• [Exercise requirements]:
Take each line that has the word "this" and return it.

• [Provided records]:

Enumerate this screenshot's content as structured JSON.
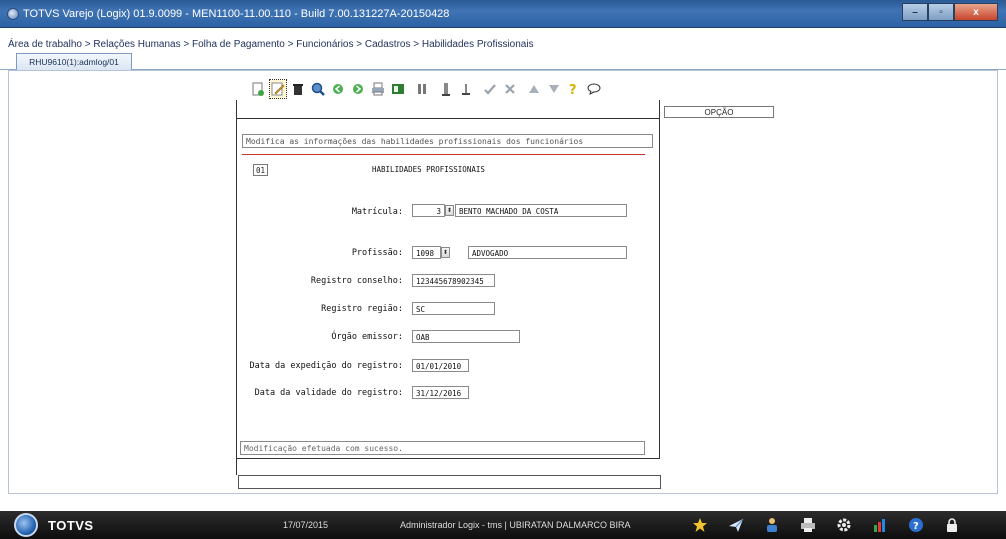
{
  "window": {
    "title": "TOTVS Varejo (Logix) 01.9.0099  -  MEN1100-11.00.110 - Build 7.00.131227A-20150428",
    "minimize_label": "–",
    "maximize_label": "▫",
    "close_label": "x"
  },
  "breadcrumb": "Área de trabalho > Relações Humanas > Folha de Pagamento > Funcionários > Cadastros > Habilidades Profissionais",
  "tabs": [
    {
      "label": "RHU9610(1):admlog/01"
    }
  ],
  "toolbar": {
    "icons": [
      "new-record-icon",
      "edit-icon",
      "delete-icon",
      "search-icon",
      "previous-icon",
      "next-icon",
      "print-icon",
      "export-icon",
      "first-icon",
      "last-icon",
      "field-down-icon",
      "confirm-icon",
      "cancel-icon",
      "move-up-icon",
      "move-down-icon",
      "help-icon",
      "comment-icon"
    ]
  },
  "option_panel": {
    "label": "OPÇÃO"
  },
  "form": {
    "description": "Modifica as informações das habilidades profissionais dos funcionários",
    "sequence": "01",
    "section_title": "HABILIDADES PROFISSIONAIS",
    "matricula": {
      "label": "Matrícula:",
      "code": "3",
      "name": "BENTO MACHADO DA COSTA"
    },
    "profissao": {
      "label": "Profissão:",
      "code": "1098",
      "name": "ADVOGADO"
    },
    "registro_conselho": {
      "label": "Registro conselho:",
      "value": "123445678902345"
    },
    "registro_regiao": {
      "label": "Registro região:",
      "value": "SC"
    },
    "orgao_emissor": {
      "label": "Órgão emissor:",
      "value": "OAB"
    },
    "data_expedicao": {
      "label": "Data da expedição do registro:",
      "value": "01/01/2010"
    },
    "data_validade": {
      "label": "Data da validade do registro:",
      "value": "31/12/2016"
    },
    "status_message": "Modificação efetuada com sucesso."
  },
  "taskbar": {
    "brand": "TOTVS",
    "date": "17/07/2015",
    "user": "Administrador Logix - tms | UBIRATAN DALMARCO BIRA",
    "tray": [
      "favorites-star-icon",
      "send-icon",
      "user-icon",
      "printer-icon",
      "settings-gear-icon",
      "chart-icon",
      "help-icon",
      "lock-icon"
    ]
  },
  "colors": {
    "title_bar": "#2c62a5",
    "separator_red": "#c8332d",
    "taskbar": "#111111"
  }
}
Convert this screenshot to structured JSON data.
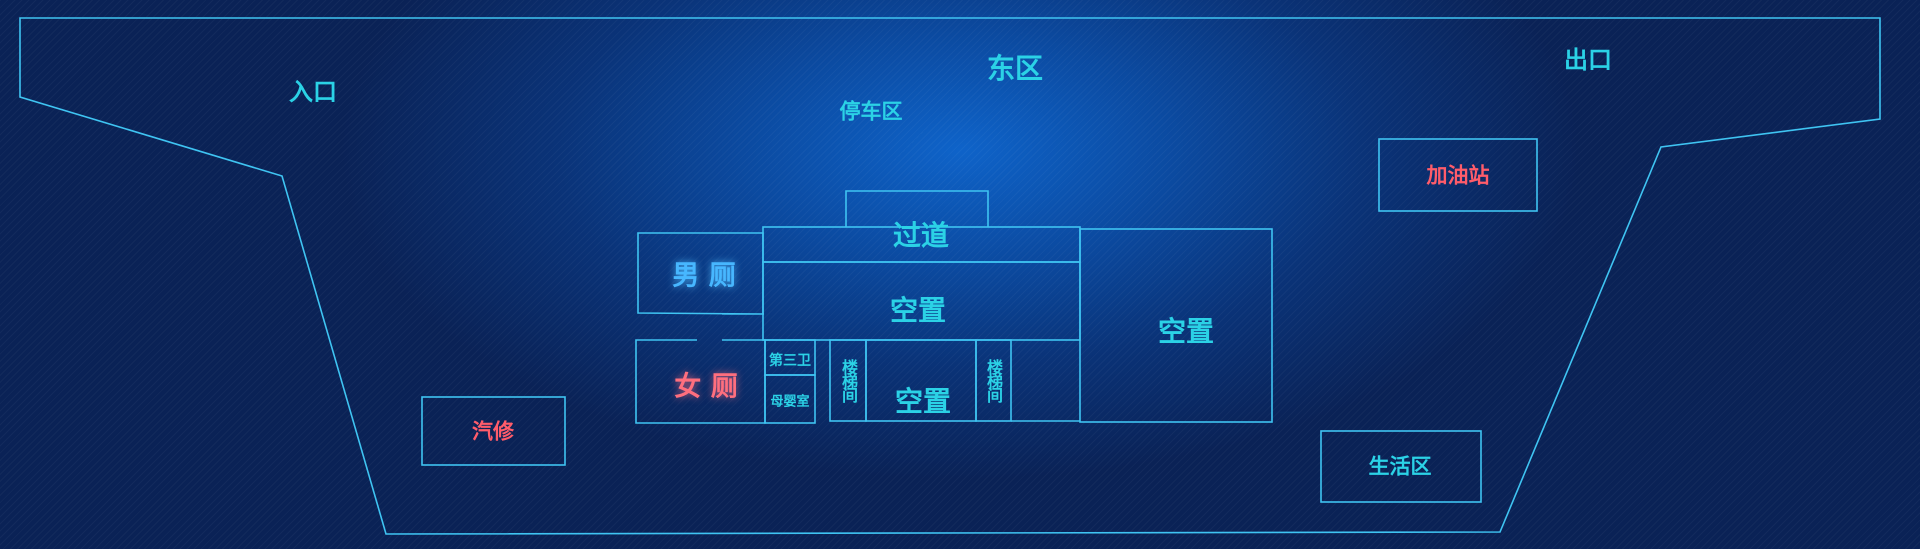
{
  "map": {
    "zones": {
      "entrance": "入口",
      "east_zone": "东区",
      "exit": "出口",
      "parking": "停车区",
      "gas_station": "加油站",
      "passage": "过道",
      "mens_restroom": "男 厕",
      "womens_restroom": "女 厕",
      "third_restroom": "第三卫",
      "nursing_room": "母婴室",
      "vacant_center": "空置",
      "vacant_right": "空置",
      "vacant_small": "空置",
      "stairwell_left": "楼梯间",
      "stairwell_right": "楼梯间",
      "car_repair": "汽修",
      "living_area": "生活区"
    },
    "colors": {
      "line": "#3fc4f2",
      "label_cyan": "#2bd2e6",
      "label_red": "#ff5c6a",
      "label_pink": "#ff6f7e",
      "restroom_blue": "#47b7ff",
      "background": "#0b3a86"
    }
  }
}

• [Full solution]:
Enumerate this screenshot's content as structured JSON.
Convert this screenshot to structured JSON data.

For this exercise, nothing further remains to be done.